Extract the listing below in full, unchanged.

--- begin DATA SECTION ---

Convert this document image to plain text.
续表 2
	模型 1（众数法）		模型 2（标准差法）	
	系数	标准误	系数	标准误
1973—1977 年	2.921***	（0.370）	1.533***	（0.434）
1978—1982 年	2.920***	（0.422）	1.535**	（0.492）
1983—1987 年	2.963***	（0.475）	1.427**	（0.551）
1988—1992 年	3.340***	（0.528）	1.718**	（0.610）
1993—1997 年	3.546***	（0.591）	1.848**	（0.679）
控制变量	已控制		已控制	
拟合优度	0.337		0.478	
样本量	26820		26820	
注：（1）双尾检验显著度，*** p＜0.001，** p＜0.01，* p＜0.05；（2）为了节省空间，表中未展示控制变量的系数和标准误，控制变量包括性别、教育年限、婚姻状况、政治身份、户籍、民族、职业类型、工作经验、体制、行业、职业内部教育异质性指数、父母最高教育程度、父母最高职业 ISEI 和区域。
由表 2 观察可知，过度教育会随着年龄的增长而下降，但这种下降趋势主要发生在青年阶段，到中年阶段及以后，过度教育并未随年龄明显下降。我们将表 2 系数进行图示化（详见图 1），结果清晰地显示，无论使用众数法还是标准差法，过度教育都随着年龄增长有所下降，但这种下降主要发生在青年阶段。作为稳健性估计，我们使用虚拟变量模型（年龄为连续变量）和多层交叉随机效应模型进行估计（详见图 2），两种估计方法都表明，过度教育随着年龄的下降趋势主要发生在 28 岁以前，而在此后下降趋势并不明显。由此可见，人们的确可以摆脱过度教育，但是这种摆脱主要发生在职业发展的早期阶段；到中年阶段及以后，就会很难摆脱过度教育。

--- end DATA SECTION ---

# THE ANSWER
Convert this document image to plain text.
续表 2
	模型 1（众数法）		模型 2（标准差法）	
	系数	标准误	系数	标准误
1973—1977 年	2.921***	（0.370）	1.533***	（0.434）
1978—1982 年	2.920***	（0.422）	1.535**	（0.492）
1983—1987 年	2.963***	（0.475）	1.427**	（0.551）
1988—1992 年	3.340***	（0.528）	1.718**	（0.610）
1993—1997 年	3.546***	（0.591）	1.848**	（0.679）
控制变量	已控制		已控制	
拟合优度	0.337		0.478	
样本量	26820		26820	
注：（1）双尾检验显著度，*** p＜0.001，** p＜0.01，* p＜0.05；（2）为了节省空间，表中未展示控制变量的系数和标准误，控制变量包括性别、教育年限、婚姻状况、政治身份、户籍、民族、职业类型、工作经验、体制、行业、职业内部教育异质性指数、父母最高教育程度、父母最高职业 ISEI 和区域。
由表 2 观察可知，过度教育会随着年龄的增长而下降，但这种下降趋势主要发生在青年阶段，到中年阶段及以后，过度教育并未随年龄明显下降。我们将表 2 系数进行图示化（详见图 1），结果清晰地显示，无论使用众数法还是标准差法，过度教育都随着年龄增长有所下降，但这种下降主要发生在青年阶段。作为稳健性估计，我们使用虚拟变量模型（年龄为连续变量）和多层交叉随机效应模型进行估计（详见图 2），两种估计方法都表明，过度教育随着年龄的下降趋势主要发生在 28 岁以前，而在此后下降趋势并不明显。由此可见，人们的确可以摆脱过度教育，但是这种摆脱主要发生在职业发展的早期阶段；到中年阶段及以后，就会很难摆脱过度教育。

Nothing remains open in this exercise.